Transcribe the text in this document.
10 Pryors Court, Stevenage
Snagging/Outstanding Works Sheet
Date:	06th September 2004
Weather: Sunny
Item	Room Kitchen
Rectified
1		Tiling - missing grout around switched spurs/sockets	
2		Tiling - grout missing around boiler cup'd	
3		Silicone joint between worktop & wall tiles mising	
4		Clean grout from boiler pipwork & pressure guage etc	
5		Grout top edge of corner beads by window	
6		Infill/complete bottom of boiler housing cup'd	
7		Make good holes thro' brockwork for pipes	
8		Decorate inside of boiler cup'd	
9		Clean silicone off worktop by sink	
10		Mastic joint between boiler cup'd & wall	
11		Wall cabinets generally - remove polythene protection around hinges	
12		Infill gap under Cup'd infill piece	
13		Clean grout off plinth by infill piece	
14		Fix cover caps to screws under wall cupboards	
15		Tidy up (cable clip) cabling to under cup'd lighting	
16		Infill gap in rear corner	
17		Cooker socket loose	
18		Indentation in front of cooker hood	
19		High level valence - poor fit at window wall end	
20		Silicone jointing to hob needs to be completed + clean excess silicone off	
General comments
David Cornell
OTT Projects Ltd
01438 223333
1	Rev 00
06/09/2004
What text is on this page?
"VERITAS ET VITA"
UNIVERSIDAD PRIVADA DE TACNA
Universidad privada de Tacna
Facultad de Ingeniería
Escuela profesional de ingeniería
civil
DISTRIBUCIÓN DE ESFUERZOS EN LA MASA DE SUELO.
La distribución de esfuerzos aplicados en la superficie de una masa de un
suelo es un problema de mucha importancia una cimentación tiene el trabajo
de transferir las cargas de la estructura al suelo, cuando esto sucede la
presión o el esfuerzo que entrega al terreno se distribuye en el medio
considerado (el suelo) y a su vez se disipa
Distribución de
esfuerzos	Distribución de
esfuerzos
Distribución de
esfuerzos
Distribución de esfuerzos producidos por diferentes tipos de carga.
══════════════════════════════
> **EXERCISE**
Extract from the material all lines containing the string "piece".

> **CORRECT RESULT**
12		Infill gap under Cup'd infill piece	
13		Clean grout off plinth by infill piece	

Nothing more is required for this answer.